▶ **What to work on**:
Pull out every line below that contains the word "Precipitation".

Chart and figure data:
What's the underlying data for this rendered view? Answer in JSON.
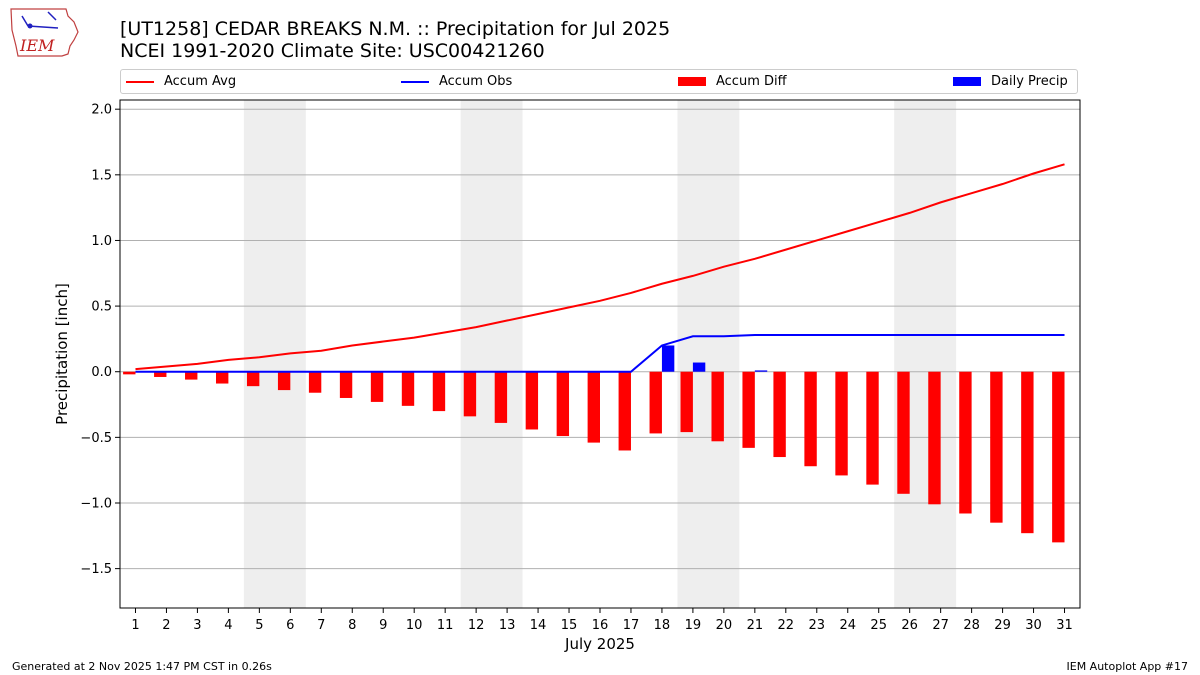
{
  "header": {
    "title_line1": "[UT1258] CEDAR BREAKS N.M. :: Precipitation for Jul 2025",
    "title_line2": "NCEI 1991-2020 Climate Site: USC00421260"
  },
  "logo": {
    "text": "IEM",
    "icon": "iowa-state-outline-icon"
  },
  "footer": {
    "left": "Generated at 2 Nov 2025 1:47 PM CST in 0.26s",
    "right": "IEM Autoplot App #17"
  },
  "legend": [
    {
      "label": "Accum Avg",
      "kind": "line",
      "color": "#ff0000"
    },
    {
      "label": "Accum Obs",
      "kind": "line",
      "color": "#0000ff"
    },
    {
      "label": "Accum Diff",
      "kind": "bar",
      "color": "#ff0000"
    },
    {
      "label": "Daily Precip",
      "kind": "bar",
      "color": "#0000ff"
    }
  ],
  "chart_data": {
    "type": "bar",
    "xlabel": "July 2025",
    "ylabel": "Precipitation [inch]",
    "ylim": [
      -1.8,
      2.07
    ],
    "xlim": [
      0.5,
      31.5
    ],
    "yticks": [
      -1.5,
      -1.0,
      -0.5,
      0.0,
      0.5,
      1.0,
      1.5,
      2.0
    ],
    "ytick_labels": [
      "−1.5",
      "−1.0",
      "−0.5",
      "0.0",
      "0.5",
      "1.0",
      "1.5",
      "2.0"
    ],
    "x": [
      1,
      2,
      3,
      4,
      5,
      6,
      7,
      8,
      9,
      10,
      11,
      12,
      13,
      14,
      15,
      16,
      17,
      18,
      19,
      20,
      21,
      22,
      23,
      24,
      25,
      26,
      27,
      28,
      29,
      30,
      31
    ],
    "weekend_shading": [
      [
        4.5,
        6.5
      ],
      [
        11.5,
        13.5
      ],
      [
        18.5,
        20.5
      ],
      [
        25.5,
        27.5
      ]
    ],
    "grid": "horizontal",
    "legend_position": "top",
    "series": [
      {
        "name": "Accum Avg",
        "type": "line",
        "color": "#ff0000",
        "values": [
          0.02,
          0.04,
          0.06,
          0.09,
          0.11,
          0.14,
          0.16,
          0.2,
          0.23,
          0.26,
          0.3,
          0.34,
          0.39,
          0.44,
          0.49,
          0.54,
          0.6,
          0.67,
          0.73,
          0.8,
          0.86,
          0.93,
          1.0,
          1.07,
          1.14,
          1.21,
          1.29,
          1.36,
          1.43,
          1.51,
          1.58
        ]
      },
      {
        "name": "Accum Obs",
        "type": "line",
        "color": "#0000ff",
        "values": [
          0,
          0,
          0,
          0,
          0,
          0,
          0,
          0,
          0,
          0,
          0,
          0,
          0,
          0,
          0,
          0,
          0,
          0.2,
          0.27,
          0.27,
          0.28,
          0.28,
          0.28,
          0.28,
          0.28,
          0.28,
          0.28,
          0.28,
          0.28,
          0.28,
          0.28
        ]
      },
      {
        "name": "Accum Diff",
        "type": "bar",
        "color": "#ff0000",
        "values": [
          -0.02,
          -0.04,
          -0.06,
          -0.09,
          -0.11,
          -0.14,
          -0.16,
          -0.2,
          -0.23,
          -0.26,
          -0.3,
          -0.34,
          -0.39,
          -0.44,
          -0.49,
          -0.54,
          -0.6,
          -0.47,
          -0.46,
          -0.53,
          -0.58,
          -0.65,
          -0.72,
          -0.79,
          -0.86,
          -0.93,
          -1.01,
          -1.08,
          -1.15,
          -1.23,
          -1.3
        ]
      },
      {
        "name": "Daily Precip",
        "type": "bar",
        "color": "#0000ff",
        "values": [
          0,
          0,
          0,
          0,
          0,
          0,
          0,
          0,
          0,
          0,
          0,
          0,
          0,
          0,
          0,
          0,
          0,
          0.2,
          0.07,
          0,
          0.01,
          0,
          0,
          0,
          0,
          0,
          0,
          0,
          0,
          0,
          0
        ]
      }
    ]
  }
}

▶ **Answer to the task**:
    "title_line1": "[UT1258] CEDAR BREAKS N.M. :: Precipitation for Jul 2025",
    "ylabel": "Precipitation [inch]",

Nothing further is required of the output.